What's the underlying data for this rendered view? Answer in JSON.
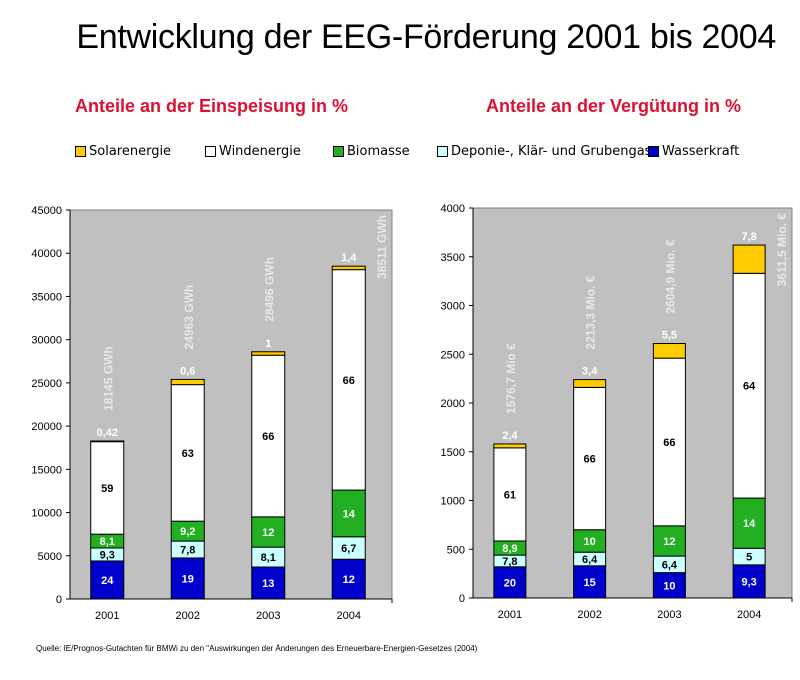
{
  "title": "Entwicklung der EEG-Förderung 2001 bis 2004",
  "source": "Quelle: IE/Prognos-Gutachten für BMWi zu den \"Auswirkungen der Änderungen des Erneuerbare-Energien-Gesetzes (2004)",
  "legend": [
    {
      "name": "Solarenergie",
      "color": "#ffcc00"
    },
    {
      "name": "Windenergie",
      "color": "#ffffff"
    },
    {
      "name": "Biomasse",
      "color": "#22b022"
    },
    {
      "name": "Deponie-, Klär- und Grubengas",
      "color": "#ccffff"
    },
    {
      "name": "Wasserkraft",
      "color": "#0000cc"
    }
  ],
  "chart_data": [
    {
      "type": "bar",
      "stacked": true,
      "title": "Anteile an der Einspeisung in %",
      "xlabel": "",
      "ylabel": "GWh",
      "ylim": [
        0,
        45000
      ],
      "yticks": [
        0,
        5000,
        10000,
        15000,
        20000,
        25000,
        30000,
        35000,
        40000,
        45000
      ],
      "grid": false,
      "background": "#c0c0c0",
      "categories": [
        "2001",
        "2002",
        "2003",
        "2004"
      ],
      "totals_labels": [
        "18145 GWh",
        "24963 GWh",
        "28496 GWh",
        "38511 GWh"
      ],
      "series": [
        {
          "name": "Wasserkraft",
          "values": [
            4400,
            4750,
            3700,
            4600
          ],
          "labels": [
            "24",
            "19",
            "13",
            "12"
          ],
          "label_color": "#ffffff"
        },
        {
          "name": "Deponie-, Klär- und Grubengas",
          "values": [
            1500,
            1950,
            2300,
            2600
          ],
          "labels": [
            "9,3",
            "7,8",
            "8,1",
            "6,7"
          ],
          "label_color": "#000000"
        },
        {
          "name": "Biomasse",
          "values": [
            1600,
            2300,
            3500,
            5400
          ],
          "labels": [
            "8,1",
            "9,2",
            "12",
            "14"
          ],
          "label_color": "#ffffff"
        },
        {
          "name": "Windenergie",
          "values": [
            10700,
            15800,
            18700,
            25500
          ],
          "labels": [
            "59",
            "63",
            "66",
            "66"
          ],
          "label_color": "#000000"
        },
        {
          "name": "Solarenergie",
          "values": [
            80,
            600,
            400,
            400
          ],
          "labels": [
            "0,42",
            "0,6",
            "1",
            "1,4"
          ],
          "label_color": "#ffffff"
        }
      ]
    },
    {
      "type": "bar",
      "stacked": true,
      "title": "Anteile an der Vergütung in %",
      "xlabel": "",
      "ylabel": "Mio. €",
      "ylim": [
        0,
        4000
      ],
      "yticks": [
        0,
        500,
        1000,
        1500,
        2000,
        2500,
        3000,
        3500,
        4000
      ],
      "grid": false,
      "background": "#c0c0c0",
      "categories": [
        "2001",
        "2002",
        "2003",
        "2004"
      ],
      "totals_labels": [
        "1576,7 Mio €",
        "2213,3 Mio. €",
        "2604,9 Mio. €",
        "3611,5 Mio. €"
      ],
      "series": [
        {
          "name": "Wasserkraft",
          "values": [
            320,
            330,
            260,
            340
          ],
          "labels": [
            "20",
            "15",
            "10",
            "9,3"
          ],
          "label_color": "#ffffff"
        },
        {
          "name": "Deponie-, Klär- und Grubengas",
          "values": [
            120,
            140,
            170,
            170
          ],
          "labels": [
            "7,8",
            "6,4",
            "6,4",
            "5"
          ],
          "label_color": "#000000"
        },
        {
          "name": "Biomasse",
          "values": [
            145,
            230,
            310,
            515
          ],
          "labels": [
            "8,9",
            "10",
            "12",
            "14"
          ],
          "label_color": "#ffffff"
        },
        {
          "name": "Windenergie",
          "values": [
            955,
            1460,
            1720,
            2305
          ],
          "labels": [
            "61",
            "66",
            "66",
            "64"
          ],
          "label_color": "#000000"
        },
        {
          "name": "Solarenergie",
          "values": [
            40,
            80,
            150,
            290
          ],
          "labels": [
            "2,4",
            "3,4",
            "5,5",
            "7,8"
          ],
          "label_color": "#ffffff"
        }
      ]
    }
  ]
}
··········
Output all of the records exactly as they appear above, but not the pictures.

▸ WORKED SOLUTION:
What's the underlying data for this rendered view? Answer in JSON.
{
  "title": "Entwicklung der EEG-Förderung 2001 bis 2004",
  "source": "Quelle: IE/Prognos-Gutachten für BMWi zu den \"Auswirkungen der Änderungen des Erneuerbare-Energien-Gesetzes (2004)",
  "legend": [
    {
      "name": "Solarenergie",
      "color": "#ffcc00"
    },
    {
      "name": "Windenergie",
      "color": "#ffffff"
    },
    {
      "name": "Biomasse",
      "color": "#22b022"
    },
    {
      "name": "Deponie-, Klär- und Grubengas",
      "color": "#ccffff"
    },
    {
      "name": "Wasserkraft",
      "color": "#0000cc"
    }
  ],
  "chart_data": [
    {
      "type": "bar",
      "stacked": true,
      "title": "Anteile an der Einspeisung in %",
      "xlabel": "",
      "ylabel": "GWh",
      "ylim": [
        0,
        45000
      ],
      "yticks": [
        0,
        5000,
        10000,
        15000,
        20000,
        25000,
        30000,
        35000,
        40000,
        45000
      ],
      "grid": false,
      "background": "#c0c0c0",
      "categories": [
        "2001",
        "2002",
        "2003",
        "2004"
      ],
      "totals_labels": [
        "18145 GWh",
        "24963 GWh",
        "28496 GWh",
        "38511 GWh"
      ],
      "series": [
        {
          "name": "Wasserkraft",
          "values": [
            4400,
            4750,
            3700,
            4600
          ],
          "labels": [
            "24",
            "19",
            "13",
            "12"
          ],
          "label_color": "#ffffff"
        },
        {
          "name": "Deponie-, Klär- und Grubengas",
          "values": [
            1500,
            1950,
            2300,
            2600
          ],
          "labels": [
            "9,3",
            "7,8",
            "8,1",
            "6,7"
          ],
          "label_color": "#000000"
        },
        {
          "name": "Biomasse",
          "values": [
            1600,
            2300,
            3500,
            5400
          ],
          "labels": [
            "8,1",
            "9,2",
            "12",
            "14"
          ],
          "label_color": "#ffffff"
        },
        {
          "name": "Windenergie",
          "values": [
            10700,
            15800,
            18700,
            25500
          ],
          "labels": [
            "59",
            "63",
            "66",
            "66"
          ],
          "label_color": "#000000"
        },
        {
          "name": "Solarenergie",
          "values": [
            80,
            600,
            400,
            400
          ],
          "labels": [
            "0,42",
            "0,6",
            "1",
            "1,4"
          ],
          "label_color": "#ffffff"
        }
      ]
    },
    {
      "type": "bar",
      "stacked": true,
      "title": "Anteile an der Vergütung in %",
      "xlabel": "",
      "ylabel": "Mio. €",
      "ylim": [
        0,
        4000
      ],
      "yticks": [
        0,
        500,
        1000,
        1500,
        2000,
        2500,
        3000,
        3500,
        4000
      ],
      "grid": false,
      "background": "#c0c0c0",
      "categories": [
        "2001",
        "2002",
        "2003",
        "2004"
      ],
      "totals_labels": [
        "1576,7 Mio €",
        "2213,3 Mio. €",
        "2604,9 Mio. €",
        "3611,5 Mio. €"
      ],
      "series": [
        {
          "name": "Wasserkraft",
          "values": [
            320,
            330,
            260,
            340
          ],
          "labels": [
            "20",
            "15",
            "10",
            "9,3"
          ],
          "label_color": "#ffffff"
        },
        {
          "name": "Deponie-, Klär- und Grubengas",
          "values": [
            120,
            140,
            170,
            170
          ],
          "labels": [
            "7,8",
            "6,4",
            "6,4",
            "5"
          ],
          "label_color": "#000000"
        },
        {
          "name": "Biomasse",
          "values": [
            145,
            230,
            310,
            515
          ],
          "labels": [
            "8,9",
            "10",
            "12",
            "14"
          ],
          "label_color": "#ffffff"
        },
        {
          "name": "Windenergie",
          "values": [
            955,
            1460,
            1720,
            2305
          ],
          "labels": [
            "61",
            "66",
            "66",
            "64"
          ],
          "label_color": "#000000"
        },
        {
          "name": "Solarenergie",
          "values": [
            40,
            80,
            150,
            290
          ],
          "labels": [
            "2,4",
            "3,4",
            "5,5",
            "7,8"
          ],
          "label_color": "#ffffff"
        }
      ]
    }
  ]
}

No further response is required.